▸ **Instruction**:
Where a line holds "filter", copy it.
====== Record excerpts ======
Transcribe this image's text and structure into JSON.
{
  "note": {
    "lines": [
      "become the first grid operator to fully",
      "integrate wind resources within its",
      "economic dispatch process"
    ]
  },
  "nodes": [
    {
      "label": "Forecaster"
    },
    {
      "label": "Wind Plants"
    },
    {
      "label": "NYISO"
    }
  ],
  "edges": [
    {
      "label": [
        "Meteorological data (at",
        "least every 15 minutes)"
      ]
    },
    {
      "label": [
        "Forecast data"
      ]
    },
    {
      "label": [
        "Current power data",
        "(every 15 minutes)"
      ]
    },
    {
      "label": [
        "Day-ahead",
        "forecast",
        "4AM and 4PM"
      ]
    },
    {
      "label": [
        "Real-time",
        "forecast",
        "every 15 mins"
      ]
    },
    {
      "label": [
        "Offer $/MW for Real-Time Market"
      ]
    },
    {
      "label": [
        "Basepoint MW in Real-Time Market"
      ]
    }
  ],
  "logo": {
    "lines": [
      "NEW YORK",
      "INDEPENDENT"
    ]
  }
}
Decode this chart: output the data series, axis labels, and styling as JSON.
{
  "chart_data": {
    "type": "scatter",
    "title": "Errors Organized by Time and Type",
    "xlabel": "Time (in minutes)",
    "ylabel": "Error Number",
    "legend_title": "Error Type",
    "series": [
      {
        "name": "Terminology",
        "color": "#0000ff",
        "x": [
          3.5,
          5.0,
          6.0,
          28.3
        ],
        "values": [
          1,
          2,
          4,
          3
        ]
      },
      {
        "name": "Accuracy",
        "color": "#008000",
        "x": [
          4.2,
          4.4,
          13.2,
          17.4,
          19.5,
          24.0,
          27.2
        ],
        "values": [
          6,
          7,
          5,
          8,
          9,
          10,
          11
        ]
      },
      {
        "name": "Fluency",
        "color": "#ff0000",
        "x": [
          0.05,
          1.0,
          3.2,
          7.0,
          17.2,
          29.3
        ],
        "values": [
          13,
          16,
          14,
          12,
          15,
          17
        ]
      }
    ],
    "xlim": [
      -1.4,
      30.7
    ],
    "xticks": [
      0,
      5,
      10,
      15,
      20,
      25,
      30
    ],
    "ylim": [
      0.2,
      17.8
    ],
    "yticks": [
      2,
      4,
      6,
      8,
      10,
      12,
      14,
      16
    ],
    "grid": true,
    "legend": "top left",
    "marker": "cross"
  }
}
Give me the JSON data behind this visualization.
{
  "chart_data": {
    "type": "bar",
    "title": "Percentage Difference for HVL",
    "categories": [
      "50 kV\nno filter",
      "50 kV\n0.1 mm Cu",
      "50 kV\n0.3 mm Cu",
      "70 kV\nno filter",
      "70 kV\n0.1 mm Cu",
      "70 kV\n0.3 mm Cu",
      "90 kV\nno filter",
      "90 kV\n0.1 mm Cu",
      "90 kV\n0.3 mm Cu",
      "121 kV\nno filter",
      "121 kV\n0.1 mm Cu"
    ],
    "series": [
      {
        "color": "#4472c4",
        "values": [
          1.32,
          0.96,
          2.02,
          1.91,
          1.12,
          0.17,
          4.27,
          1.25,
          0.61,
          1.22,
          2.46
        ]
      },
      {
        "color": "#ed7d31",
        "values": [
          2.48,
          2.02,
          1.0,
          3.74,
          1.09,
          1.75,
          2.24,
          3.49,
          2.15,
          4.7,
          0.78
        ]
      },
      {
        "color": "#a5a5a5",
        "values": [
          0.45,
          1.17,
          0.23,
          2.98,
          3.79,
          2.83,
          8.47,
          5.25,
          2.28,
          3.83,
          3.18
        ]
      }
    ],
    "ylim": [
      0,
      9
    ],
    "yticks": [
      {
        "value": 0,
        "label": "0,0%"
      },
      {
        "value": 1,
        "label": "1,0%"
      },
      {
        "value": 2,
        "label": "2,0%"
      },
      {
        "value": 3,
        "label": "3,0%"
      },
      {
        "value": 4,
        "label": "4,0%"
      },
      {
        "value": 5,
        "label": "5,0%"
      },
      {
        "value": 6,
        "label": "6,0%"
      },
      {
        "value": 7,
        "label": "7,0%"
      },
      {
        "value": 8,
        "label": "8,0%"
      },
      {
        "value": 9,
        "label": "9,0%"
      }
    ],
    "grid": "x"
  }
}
======
▸ **Reply to the exercise**:
      "50 kV\nno filter",
      "70 kV\nno filter",
      "90 kV\nno filter",
      "121 kV\nno filter",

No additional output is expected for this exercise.